§ **Brief**
Return the records word for word. Any pictures in them are not part of the copy.
···
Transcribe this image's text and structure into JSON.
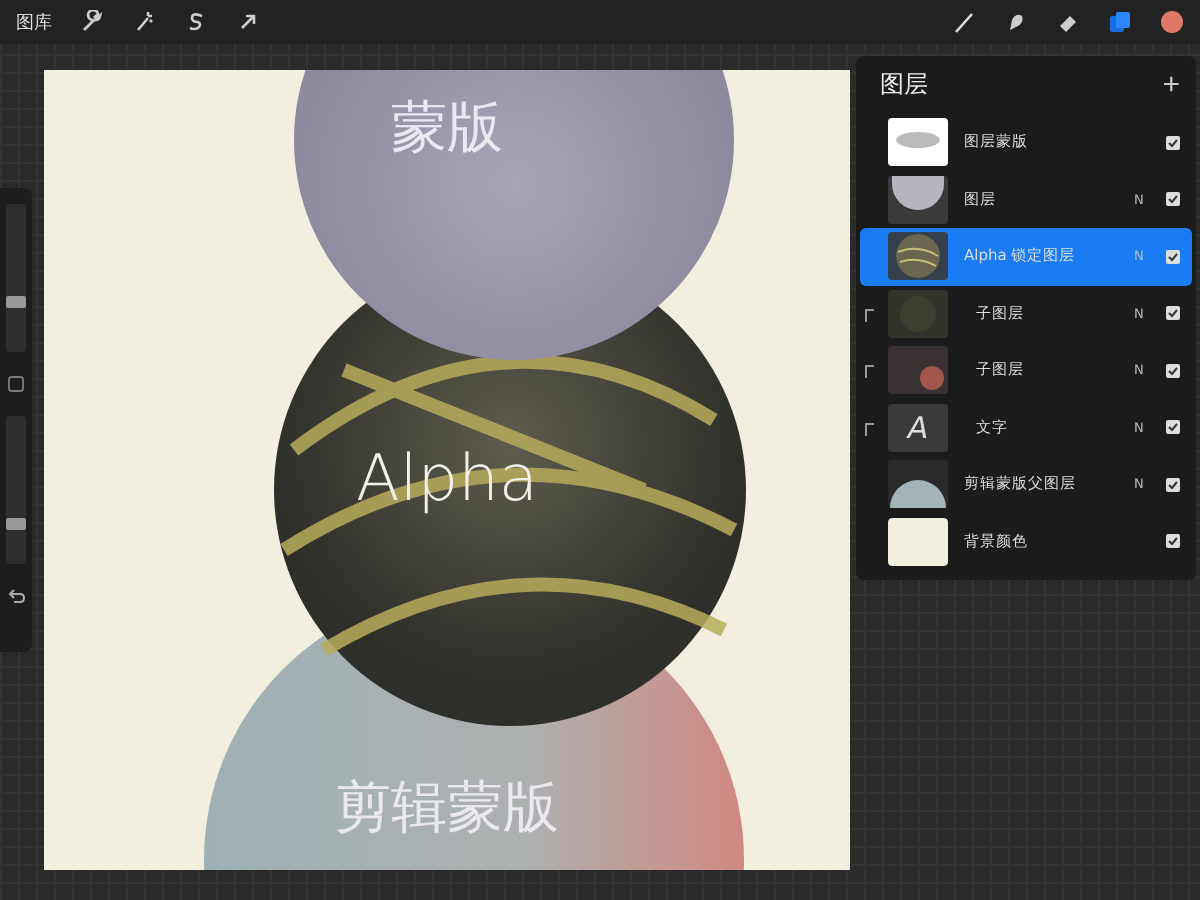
{
  "top_bar": {
    "gallery": "图库"
  },
  "sidebar": {
    "sliders": [
      {
        "level": 0.33
      },
      {
        "level": 0.25
      }
    ]
  },
  "canvas": {
    "labels": [
      {
        "text": "蒙版",
        "kind": "top"
      },
      {
        "text": "Alpha",
        "kind": "middle"
      },
      {
        "text": "剪辑蒙版",
        "kind": "bottom"
      }
    ]
  },
  "layers": {
    "title": "图层",
    "add": "+",
    "items": [
      {
        "name": "图层蒙版",
        "kind": "mask",
        "clipped": false,
        "selected": false,
        "checked": true
      },
      {
        "name": "图层",
        "kind": "gray-half",
        "clipped": false,
        "mode": "N",
        "selected": false,
        "checked": true
      },
      {
        "name": "Alpha 锁定图层",
        "kind": "sphere",
        "clipped": false,
        "mode": "N",
        "selected": true,
        "checked": true
      },
      {
        "name": "子图层",
        "kind": "dark",
        "clipped": true,
        "mode": "N",
        "selected": false,
        "checked": true
      },
      {
        "name": "子图层",
        "kind": "red",
        "clipped": true,
        "mode": "N",
        "selected": false,
        "checked": true
      },
      {
        "name": "文字",
        "kind": "text",
        "thumb_text": "A",
        "clipped": true,
        "mode": "N",
        "selected": false,
        "checked": true
      },
      {
        "name": "剪辑蒙版父图层",
        "kind": "blue-half",
        "clipped": false,
        "mode": "N",
        "selected": false,
        "checked": true
      },
      {
        "name": "背景颜色",
        "kind": "color",
        "clipped": false,
        "selected": false,
        "checked": true
      }
    ]
  }
}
···
§ **Result for this task**
Transcribe this image's text and structure into JSON.
{
  "top_bar": {
    "gallery": "图库"
  },
  "sidebar": {
    "sliders": [
      {
        "level": 0.33
      },
      {
        "level": 0.25
      }
    ]
  },
  "canvas": {
    "labels": [
      {
        "text": "蒙版",
        "kind": "top"
      },
      {
        "text": "Alpha",
        "kind": "middle"
      },
      {
        "text": "剪辑蒙版",
        "kind": "bottom"
      }
    ]
  },
  "layers": {
    "title": "图层",
    "add": "+",
    "items": [
      {
        "name": "图层蒙版",
        "kind": "mask",
        "clipped": false,
        "selected": false,
        "checked": true
      },
      {
        "name": "图层",
        "kind": "gray-half",
        "clipped": false,
        "mode": "N",
        "selected": false,
        "checked": true
      },
      {
        "name": "Alpha 锁定图层",
        "kind": "sphere",
        "clipped": false,
        "mode": "N",
        "selected": true,
        "checked": true
      },
      {
        "name": "子图层",
        "kind": "dark",
        "clipped": true,
        "mode": "N",
        "selected": false,
        "checked": true
      },
      {
        "name": "子图层",
        "kind": "red",
        "clipped": true,
        "mode": "N",
        "selected": false,
        "checked": true
      },
      {
        "name": "文字",
        "kind": "text",
        "thumb_text": "A",
        "clipped": true,
        "mode": "N",
        "selected": false,
        "checked": true
      },
      {
        "name": "剪辑蒙版父图层",
        "kind": "blue-half",
        "clipped": false,
        "mode": "N",
        "selected": false,
        "checked": true
      },
      {
        "name": "背景颜色",
        "kind": "color",
        "clipped": false,
        "selected": false,
        "checked": true
      }
    ]
  }
}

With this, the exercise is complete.